======== PROVIDED DATA ========

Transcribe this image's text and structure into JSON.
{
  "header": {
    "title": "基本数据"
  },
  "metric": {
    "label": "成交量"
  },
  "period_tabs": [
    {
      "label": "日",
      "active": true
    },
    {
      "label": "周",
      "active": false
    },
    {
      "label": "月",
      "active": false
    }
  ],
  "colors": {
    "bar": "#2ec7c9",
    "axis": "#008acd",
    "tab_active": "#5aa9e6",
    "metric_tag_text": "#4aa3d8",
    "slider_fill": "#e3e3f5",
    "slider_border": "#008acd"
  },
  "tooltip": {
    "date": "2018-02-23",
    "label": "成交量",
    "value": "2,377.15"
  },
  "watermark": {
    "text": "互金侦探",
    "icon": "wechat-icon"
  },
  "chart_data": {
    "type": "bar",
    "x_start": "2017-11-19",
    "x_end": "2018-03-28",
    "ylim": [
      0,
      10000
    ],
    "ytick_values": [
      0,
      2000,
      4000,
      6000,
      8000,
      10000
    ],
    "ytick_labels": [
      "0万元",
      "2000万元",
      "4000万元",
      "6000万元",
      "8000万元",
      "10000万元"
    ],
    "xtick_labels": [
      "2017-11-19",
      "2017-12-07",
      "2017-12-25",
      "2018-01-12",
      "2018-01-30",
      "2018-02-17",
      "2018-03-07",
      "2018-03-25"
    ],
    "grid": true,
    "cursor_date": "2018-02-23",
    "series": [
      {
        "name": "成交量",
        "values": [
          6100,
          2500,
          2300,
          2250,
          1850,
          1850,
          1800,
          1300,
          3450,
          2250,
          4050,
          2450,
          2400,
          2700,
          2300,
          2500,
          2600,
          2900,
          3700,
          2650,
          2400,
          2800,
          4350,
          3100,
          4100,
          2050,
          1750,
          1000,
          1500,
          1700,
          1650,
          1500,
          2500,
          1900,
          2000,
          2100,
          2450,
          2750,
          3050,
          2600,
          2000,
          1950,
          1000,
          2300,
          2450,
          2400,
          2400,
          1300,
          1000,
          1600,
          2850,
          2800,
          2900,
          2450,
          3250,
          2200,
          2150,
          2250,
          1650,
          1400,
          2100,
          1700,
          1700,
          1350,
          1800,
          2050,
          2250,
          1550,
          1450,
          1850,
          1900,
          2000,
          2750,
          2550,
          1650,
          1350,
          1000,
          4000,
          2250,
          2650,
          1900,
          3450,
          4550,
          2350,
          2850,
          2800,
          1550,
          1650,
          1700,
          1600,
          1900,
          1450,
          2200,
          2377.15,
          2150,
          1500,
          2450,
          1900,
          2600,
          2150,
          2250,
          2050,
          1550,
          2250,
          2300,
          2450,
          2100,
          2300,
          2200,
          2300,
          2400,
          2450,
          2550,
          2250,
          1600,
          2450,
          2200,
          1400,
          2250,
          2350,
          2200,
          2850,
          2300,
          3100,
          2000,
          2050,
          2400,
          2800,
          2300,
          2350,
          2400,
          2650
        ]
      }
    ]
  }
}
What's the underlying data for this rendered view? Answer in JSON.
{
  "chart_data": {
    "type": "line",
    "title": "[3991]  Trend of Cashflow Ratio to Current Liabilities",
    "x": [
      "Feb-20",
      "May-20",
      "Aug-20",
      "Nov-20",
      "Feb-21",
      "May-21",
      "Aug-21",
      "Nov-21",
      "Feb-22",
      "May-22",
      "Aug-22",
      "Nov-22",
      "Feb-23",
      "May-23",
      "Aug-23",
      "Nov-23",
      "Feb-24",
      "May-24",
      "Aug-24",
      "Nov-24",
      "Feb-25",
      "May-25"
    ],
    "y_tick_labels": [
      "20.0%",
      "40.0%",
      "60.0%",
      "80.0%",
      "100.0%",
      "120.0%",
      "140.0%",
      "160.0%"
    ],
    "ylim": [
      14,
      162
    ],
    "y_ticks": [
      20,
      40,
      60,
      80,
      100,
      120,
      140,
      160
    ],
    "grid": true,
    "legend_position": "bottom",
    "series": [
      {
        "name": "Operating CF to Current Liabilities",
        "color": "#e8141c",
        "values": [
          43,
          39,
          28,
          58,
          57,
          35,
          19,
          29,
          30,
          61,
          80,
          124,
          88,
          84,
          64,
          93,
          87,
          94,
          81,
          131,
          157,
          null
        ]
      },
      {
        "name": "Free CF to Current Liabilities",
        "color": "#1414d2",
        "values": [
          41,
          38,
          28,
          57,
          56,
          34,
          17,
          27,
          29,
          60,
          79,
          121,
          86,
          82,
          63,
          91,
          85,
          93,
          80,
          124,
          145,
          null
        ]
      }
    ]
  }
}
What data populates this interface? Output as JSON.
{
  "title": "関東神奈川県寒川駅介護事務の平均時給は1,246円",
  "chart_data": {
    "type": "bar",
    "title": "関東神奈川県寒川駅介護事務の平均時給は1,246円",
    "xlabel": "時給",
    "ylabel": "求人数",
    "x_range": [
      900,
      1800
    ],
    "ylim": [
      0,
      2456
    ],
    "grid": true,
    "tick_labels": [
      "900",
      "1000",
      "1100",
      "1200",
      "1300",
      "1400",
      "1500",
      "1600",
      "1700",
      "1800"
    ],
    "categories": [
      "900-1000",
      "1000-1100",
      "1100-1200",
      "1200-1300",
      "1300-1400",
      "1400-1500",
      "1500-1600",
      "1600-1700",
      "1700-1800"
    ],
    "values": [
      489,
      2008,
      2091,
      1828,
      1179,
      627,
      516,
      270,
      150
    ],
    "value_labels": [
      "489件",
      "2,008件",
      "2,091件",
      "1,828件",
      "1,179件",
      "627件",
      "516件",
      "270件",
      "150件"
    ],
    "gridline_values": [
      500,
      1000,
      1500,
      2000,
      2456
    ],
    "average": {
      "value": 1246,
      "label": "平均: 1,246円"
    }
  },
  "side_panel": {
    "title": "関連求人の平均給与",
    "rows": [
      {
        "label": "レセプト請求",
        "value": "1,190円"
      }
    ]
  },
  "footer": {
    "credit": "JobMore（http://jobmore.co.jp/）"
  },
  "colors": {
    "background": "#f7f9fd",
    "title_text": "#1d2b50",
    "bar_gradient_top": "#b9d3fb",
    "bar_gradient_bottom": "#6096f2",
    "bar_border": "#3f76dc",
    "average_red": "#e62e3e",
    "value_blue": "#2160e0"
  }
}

========

### EXERCISE:
Print nothing but the lines from the line with "What data populates" to the last line of the records above. Both of those lines count.

### RESPONSE FOR THIS EXERCISE:
What data populates this interface? Output as JSON.
{
  "title": "関東神奈川県寒川駅介護事務の平均時給は1,246円",
  "chart_data": {
    "type": "bar",
    "title": "関東神奈川県寒川駅介護事務の平均時給は1,246円",
    "xlabel": "時給",
    "ylabel": "求人数",
    "x_range": [
      900,
      1800
    ],
    "ylim": [
      0,
      2456
    ],
    "grid": true,
    "tick_labels": [
      "900",
      "1000",
      "1100",
      "1200",
      "1300",
      "1400",
      "1500",
      "1600",
      "1700",
      "1800"
    ],
    "categories": [
      "900-1000",
      "1000-1100",
      "1100-1200",
      "1200-1300",
      "1300-1400",
      "1400-1500",
      "1500-1600",
      "1600-1700",
      "1700-1800"
    ],
    "values": [
      489,
      2008,
      2091,
      1828,
      1179,
      627,
      516,
      270,
      150
    ],
    "value_labels": [
      "489件",
      "2,008件",
      "2,091件",
      "1,828件",
      "1,179件",
      "627件",
      "516件",
      "270件",
      "150件"
    ],
    "gridline_values": [
      500,
      1000,
      1500,
      2000,
      2456
    ],
    "average": {
      "value": 1246,
      "label": "平均: 1,246円"
    }
  },
  "side_panel": {
    "title": "関連求人の平均給与",
    "rows": [
      {
        "label": "レセプト請求",
        "value": "1,190円"
      }
    ]
  },
  "footer": {
    "credit": "JobMore（http://jobmore.co.jp/）"
  },
  "colors": {
    "background": "#f7f9fd",
    "title_text": "#1d2b50",
    "bar_gradient_top": "#b9d3fb",
    "bar_gradient_bottom": "#6096f2",
    "bar_border": "#3f76dc",
    "average_red": "#e62e3e",
    "value_blue": "#2160e0"
  }
}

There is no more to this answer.